Indicación 1: En las filas, cambia "leader-line" por "connector-line" en las líneas que empiezan en la que contiene "legend-swatch-si <box>762 164 782 184</box>" y terminan en la que contiene "leader-line-si <box>83 268 196 373</box>", ambas incluidas. Devuelve solo esas líneas, sin ninguna otra modificación.

Texto de la página:
Escribo esta columna días antes de la consulta. Es probable, dados los candados legales, que no se alcance el umbral establecido para que sea vinculante. Ese es un primer problema en el que vale la pena detenerse; el otro es su utilidad, que ha supuesto una importante discusión, aunque por desgracia, no en el sentido en que debería darse.

Se trata de problemas relacionados, porque nos hablan de nuestras formas jurídicas. Las leyes y el discurso jurídico, además de posibilitar -a veces- ciertas transformaciones, son también un obstáculo para éstas.

Cuando la Suprema Corte validó la consulta como ejercicio deliberativo, el ministro presidente enfatizó la importancia de construir, menos que impedir, por la vía de los enunciados jurídicos y sus procesos, la deliberación político-democrática.

Como paréntesis: toda deliberación de esas características es política, porque se refiere a la comunidad (política), el tipo de acuerdos, narrativas y leyes que la fundan. También lo es en el sentido más restringido; o sea, el partidista electoral. Con un poco de mejores condiciones de deliberación, lo segundo no sería un problema importante y todo se centraría en lo primero.

Volviendo al primer desafío, el umbral de participación hace casi imposible que se alcance la cantidad necesaria para que el ejercicio tenga efectos vinculantes. Así era desde antes que se planteara la consulta, valga subrayar.

Material extraído:
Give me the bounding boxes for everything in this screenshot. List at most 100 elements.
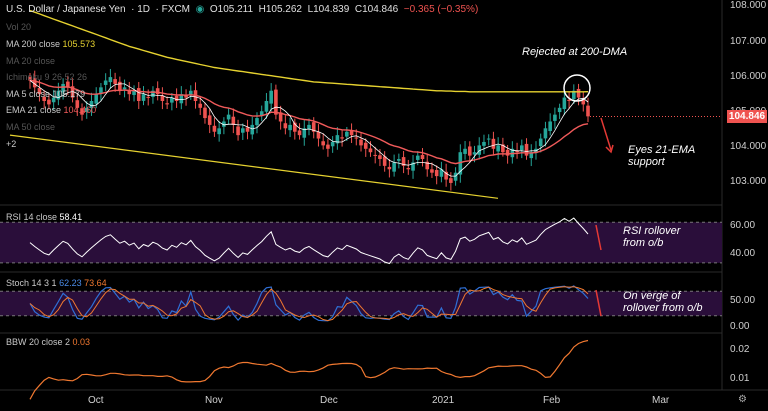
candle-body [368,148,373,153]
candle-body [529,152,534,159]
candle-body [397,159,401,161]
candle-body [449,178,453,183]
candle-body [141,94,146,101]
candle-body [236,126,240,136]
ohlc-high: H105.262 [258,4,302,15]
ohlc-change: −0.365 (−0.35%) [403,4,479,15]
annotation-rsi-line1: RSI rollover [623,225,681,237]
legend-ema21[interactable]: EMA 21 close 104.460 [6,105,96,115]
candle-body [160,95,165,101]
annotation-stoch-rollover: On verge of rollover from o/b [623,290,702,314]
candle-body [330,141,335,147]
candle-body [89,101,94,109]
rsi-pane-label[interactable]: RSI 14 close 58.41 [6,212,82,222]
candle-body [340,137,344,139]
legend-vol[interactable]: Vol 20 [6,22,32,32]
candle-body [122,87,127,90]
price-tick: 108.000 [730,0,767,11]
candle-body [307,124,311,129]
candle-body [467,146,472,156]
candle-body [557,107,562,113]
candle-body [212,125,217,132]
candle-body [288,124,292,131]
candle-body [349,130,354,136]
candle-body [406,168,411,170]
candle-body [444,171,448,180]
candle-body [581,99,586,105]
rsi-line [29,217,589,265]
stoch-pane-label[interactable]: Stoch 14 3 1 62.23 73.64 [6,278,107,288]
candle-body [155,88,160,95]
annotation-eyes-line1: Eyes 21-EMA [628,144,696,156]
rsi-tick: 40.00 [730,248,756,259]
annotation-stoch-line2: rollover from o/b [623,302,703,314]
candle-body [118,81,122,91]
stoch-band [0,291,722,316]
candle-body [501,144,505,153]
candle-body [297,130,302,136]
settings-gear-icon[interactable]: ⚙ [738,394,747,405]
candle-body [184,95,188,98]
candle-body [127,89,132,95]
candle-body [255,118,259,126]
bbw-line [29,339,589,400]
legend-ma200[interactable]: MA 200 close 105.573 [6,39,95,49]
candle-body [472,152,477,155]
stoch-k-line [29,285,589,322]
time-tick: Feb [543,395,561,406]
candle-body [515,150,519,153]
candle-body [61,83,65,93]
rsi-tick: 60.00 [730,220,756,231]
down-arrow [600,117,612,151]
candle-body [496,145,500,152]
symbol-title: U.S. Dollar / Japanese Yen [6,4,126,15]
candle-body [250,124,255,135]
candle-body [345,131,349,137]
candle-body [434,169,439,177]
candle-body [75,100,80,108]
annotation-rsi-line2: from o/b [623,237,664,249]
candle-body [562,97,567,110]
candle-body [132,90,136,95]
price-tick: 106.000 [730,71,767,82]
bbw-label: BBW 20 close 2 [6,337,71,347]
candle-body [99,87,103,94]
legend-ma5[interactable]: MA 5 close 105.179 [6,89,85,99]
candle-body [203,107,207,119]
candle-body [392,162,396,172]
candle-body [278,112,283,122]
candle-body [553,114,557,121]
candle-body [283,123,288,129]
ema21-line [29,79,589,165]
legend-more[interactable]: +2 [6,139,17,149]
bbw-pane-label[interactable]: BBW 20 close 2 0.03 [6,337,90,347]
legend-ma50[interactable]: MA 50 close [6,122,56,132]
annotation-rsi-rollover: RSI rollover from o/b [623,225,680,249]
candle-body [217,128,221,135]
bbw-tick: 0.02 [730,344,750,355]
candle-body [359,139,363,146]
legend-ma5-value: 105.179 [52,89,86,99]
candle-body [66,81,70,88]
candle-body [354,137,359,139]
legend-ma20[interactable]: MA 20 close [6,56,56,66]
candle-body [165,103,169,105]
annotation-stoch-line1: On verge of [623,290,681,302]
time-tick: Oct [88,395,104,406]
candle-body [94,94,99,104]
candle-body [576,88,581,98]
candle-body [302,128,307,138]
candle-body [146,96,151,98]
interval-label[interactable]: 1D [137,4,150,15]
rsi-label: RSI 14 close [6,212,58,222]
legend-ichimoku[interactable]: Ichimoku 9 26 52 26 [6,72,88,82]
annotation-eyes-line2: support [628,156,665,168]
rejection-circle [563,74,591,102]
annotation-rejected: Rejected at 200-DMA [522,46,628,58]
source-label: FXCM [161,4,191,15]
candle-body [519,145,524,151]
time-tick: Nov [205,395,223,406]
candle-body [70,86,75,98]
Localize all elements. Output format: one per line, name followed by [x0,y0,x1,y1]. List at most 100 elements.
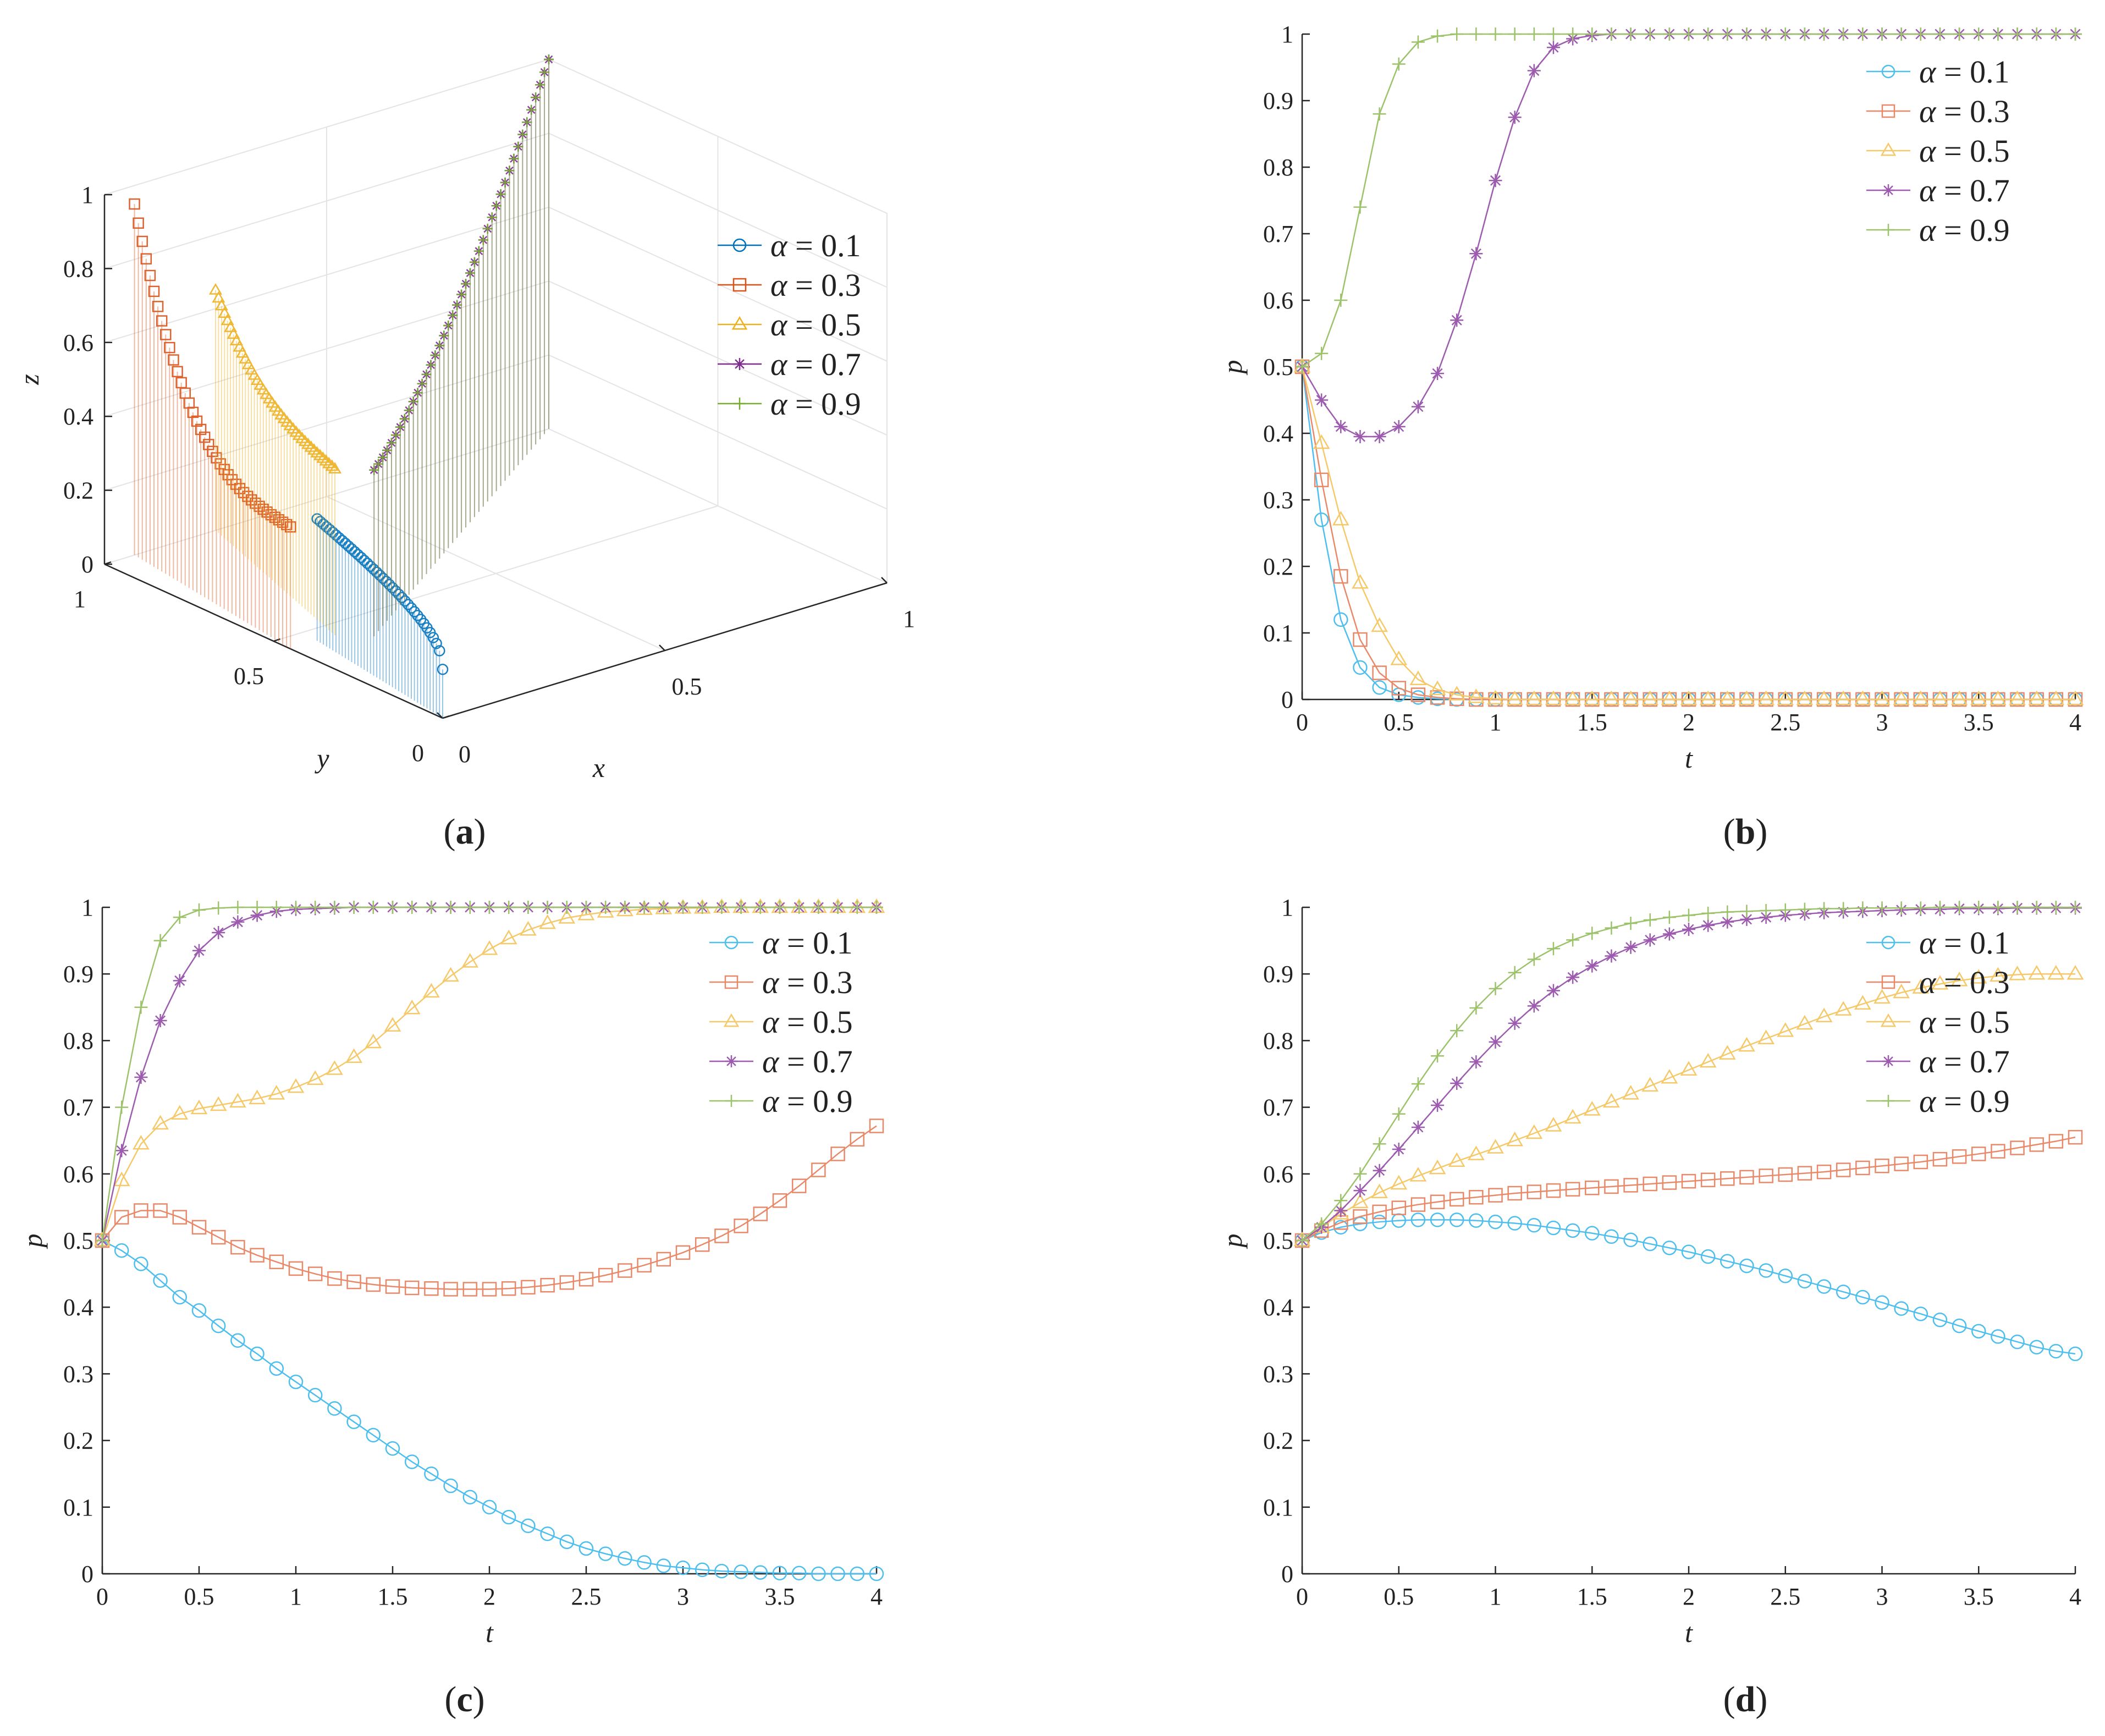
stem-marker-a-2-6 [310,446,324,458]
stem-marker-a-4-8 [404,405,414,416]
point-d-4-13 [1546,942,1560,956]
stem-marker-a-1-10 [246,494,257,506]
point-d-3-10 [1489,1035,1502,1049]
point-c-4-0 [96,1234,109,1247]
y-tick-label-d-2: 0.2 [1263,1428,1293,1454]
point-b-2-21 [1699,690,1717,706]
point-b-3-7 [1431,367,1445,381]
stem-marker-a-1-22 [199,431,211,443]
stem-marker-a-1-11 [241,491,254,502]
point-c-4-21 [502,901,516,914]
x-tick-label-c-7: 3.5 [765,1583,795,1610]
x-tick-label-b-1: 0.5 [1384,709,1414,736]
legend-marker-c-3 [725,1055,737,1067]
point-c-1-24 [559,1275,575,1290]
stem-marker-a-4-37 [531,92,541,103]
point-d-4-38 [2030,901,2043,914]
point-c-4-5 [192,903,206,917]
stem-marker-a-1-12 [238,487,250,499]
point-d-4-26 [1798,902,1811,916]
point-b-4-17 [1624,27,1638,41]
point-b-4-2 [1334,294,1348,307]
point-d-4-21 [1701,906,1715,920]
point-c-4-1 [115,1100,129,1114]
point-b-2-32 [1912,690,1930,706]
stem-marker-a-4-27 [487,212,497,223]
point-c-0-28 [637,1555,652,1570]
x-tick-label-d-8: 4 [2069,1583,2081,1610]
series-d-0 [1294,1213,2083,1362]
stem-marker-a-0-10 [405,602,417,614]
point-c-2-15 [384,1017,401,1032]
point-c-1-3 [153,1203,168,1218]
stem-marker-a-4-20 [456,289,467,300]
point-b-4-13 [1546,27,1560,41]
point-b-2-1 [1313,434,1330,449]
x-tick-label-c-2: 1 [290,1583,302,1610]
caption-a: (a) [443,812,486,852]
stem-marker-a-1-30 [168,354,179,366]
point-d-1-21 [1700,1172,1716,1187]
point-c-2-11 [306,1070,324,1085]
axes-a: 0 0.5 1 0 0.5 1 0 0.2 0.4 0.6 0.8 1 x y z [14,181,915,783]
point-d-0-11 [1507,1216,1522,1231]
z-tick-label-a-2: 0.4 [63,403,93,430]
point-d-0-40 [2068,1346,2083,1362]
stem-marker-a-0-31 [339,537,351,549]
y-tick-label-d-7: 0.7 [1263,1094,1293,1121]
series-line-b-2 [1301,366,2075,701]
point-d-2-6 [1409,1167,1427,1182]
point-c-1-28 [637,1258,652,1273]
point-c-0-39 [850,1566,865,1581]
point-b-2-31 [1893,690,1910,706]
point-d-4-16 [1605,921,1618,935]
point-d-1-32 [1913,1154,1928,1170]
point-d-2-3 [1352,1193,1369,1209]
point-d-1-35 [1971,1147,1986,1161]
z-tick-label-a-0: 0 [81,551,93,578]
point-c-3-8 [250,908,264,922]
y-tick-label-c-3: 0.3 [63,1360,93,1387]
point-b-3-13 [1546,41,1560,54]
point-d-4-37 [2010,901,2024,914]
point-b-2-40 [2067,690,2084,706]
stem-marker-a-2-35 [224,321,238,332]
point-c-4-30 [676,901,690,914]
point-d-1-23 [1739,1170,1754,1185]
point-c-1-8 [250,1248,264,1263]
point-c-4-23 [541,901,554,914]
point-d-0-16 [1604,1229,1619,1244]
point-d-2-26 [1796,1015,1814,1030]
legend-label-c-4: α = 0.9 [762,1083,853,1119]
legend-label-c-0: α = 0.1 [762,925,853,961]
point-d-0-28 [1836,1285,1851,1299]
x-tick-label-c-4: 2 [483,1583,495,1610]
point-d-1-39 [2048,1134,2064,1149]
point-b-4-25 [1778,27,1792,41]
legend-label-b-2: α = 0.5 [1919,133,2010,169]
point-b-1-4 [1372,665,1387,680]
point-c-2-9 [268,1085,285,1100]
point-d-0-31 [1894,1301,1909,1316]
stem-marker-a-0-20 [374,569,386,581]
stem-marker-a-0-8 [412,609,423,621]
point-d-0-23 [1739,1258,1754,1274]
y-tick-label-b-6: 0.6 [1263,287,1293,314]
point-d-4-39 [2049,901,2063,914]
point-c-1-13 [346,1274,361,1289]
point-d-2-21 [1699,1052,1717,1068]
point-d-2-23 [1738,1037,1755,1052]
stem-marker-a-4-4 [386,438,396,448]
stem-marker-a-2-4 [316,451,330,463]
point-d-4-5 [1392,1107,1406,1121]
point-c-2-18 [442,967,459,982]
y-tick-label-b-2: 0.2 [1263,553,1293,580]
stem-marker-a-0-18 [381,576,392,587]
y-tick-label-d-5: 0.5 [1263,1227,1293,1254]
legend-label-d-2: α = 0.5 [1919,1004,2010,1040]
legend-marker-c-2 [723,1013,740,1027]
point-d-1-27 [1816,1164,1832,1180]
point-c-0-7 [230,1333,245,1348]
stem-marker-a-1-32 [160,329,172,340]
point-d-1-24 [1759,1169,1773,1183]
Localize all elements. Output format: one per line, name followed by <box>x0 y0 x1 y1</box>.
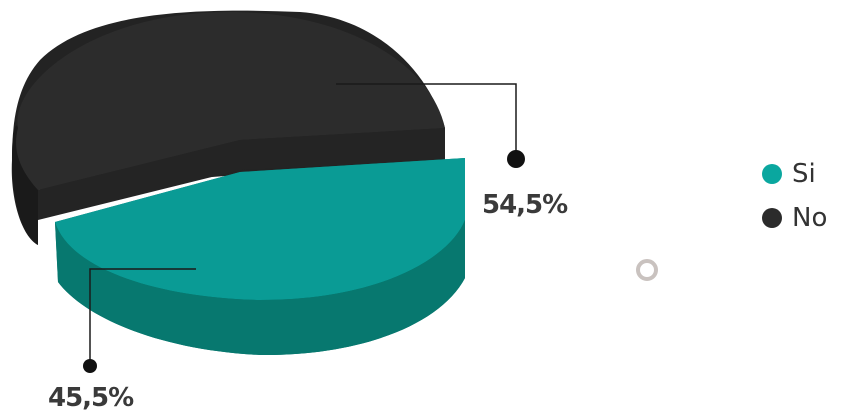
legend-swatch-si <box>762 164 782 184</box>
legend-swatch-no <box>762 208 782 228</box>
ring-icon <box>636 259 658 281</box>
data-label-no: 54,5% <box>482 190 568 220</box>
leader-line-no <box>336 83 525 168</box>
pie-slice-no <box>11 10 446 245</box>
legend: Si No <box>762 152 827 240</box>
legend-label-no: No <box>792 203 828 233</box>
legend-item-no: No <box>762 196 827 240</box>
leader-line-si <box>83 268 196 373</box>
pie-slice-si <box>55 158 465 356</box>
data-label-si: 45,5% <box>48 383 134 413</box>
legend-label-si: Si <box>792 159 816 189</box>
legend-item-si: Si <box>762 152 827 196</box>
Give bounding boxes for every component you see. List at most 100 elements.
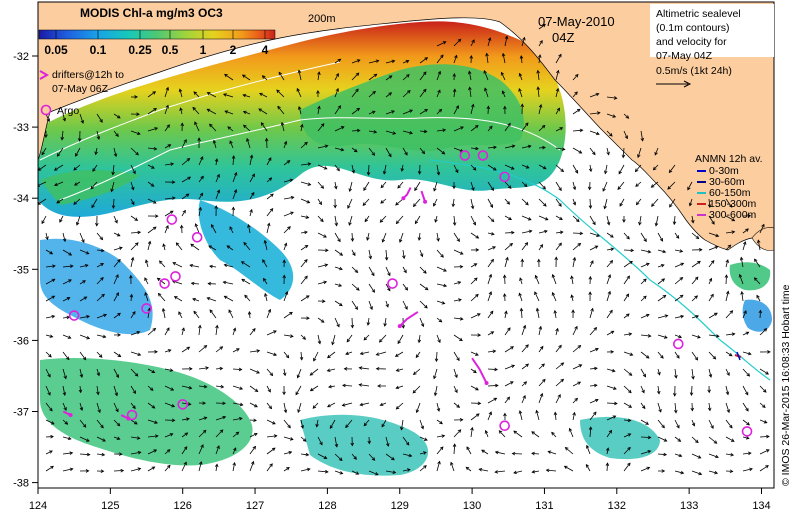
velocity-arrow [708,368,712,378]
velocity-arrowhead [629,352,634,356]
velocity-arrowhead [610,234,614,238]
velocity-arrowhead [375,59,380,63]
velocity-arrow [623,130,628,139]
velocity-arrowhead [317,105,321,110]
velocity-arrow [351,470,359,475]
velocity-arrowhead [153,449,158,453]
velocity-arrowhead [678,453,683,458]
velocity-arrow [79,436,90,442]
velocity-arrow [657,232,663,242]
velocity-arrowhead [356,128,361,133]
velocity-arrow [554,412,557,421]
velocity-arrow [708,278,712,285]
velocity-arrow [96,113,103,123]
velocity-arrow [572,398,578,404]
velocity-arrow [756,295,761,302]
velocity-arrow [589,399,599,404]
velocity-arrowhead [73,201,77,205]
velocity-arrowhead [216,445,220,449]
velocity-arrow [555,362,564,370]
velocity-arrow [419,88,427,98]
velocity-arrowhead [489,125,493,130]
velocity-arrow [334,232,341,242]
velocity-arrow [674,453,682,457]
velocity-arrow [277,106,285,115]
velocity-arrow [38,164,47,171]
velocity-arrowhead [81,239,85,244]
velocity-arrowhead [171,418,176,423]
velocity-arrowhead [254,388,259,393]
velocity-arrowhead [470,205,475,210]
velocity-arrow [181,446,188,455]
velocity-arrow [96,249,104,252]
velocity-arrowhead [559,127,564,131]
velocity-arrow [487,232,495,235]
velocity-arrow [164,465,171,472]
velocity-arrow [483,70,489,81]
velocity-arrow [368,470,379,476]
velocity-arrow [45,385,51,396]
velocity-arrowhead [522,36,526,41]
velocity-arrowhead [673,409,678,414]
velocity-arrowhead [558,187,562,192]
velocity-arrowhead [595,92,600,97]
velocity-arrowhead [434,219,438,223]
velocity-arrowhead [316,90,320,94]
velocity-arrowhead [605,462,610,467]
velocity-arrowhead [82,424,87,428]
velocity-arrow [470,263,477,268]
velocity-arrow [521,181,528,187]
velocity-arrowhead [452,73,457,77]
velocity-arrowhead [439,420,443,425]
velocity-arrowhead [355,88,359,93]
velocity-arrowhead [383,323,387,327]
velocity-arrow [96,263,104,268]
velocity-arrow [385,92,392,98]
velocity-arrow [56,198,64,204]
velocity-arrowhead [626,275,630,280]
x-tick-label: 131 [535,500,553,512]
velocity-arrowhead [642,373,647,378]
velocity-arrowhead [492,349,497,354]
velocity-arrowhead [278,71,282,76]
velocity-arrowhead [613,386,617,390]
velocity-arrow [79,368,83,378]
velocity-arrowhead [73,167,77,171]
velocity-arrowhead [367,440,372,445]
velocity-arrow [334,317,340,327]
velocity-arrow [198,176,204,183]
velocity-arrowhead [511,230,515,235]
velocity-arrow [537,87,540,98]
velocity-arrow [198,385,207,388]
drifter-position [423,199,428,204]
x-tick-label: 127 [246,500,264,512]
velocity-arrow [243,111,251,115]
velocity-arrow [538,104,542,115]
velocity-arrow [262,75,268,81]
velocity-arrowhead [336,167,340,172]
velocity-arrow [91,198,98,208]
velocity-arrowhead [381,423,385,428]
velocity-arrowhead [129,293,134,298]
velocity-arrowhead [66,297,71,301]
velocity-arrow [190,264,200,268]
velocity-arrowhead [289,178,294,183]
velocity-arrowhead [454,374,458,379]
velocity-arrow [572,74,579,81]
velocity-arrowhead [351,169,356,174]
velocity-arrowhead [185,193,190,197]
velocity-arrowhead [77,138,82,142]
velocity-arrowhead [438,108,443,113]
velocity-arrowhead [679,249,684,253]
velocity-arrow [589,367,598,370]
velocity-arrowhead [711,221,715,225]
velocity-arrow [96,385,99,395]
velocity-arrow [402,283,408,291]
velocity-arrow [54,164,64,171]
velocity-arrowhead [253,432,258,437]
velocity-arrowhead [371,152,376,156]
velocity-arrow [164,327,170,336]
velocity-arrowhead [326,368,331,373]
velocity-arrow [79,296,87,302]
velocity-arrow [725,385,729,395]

Indicación 2: Transcribe de la columna sobre la consulta el fragmento que comienza en "Cuando la Suprema" y termina en "en lo primero.".

Resultado esperado 1:
legend-swatch-si <box>762 164 782 184</box>
legend-swatch-no <box>762 208 782 228</box>
ring-icon <box>636 259 658 281</box>
data-label-no: 54,5% <box>482 190 568 220</box>
connector-line-no <box>336 83 525 168</box>
pie-slice-no <box>11 10 446 245</box>
legend: Si No <box>762 152 827 240</box>
legend-label-no: No <box>792 203 828 233</box>
legend-item-no: No <box>762 196 827 240</box>
connector-line-si <box>83 268 196 373</box>

Resultado esperado 2:
Cuando la Suprema Corte validó la consulta como ejercicio deliberativo, el ministro presidente enfatizó la importancia de construir, menos que impedir, por la vía de los enunciados jurídicos y sus procesos, la deliberación político-democrática.

Como paréntesis: toda deliberación de esas características es política, porque se refiere a la comunidad (política), el tipo de acuerdos, narrativas y leyes que la fundan. También lo es en el sentido más restringido; o sea, el partidista electoral. Con un poco de mejores condiciones de deliberación, lo segundo no sería un problema importante y todo se centraría en lo primero.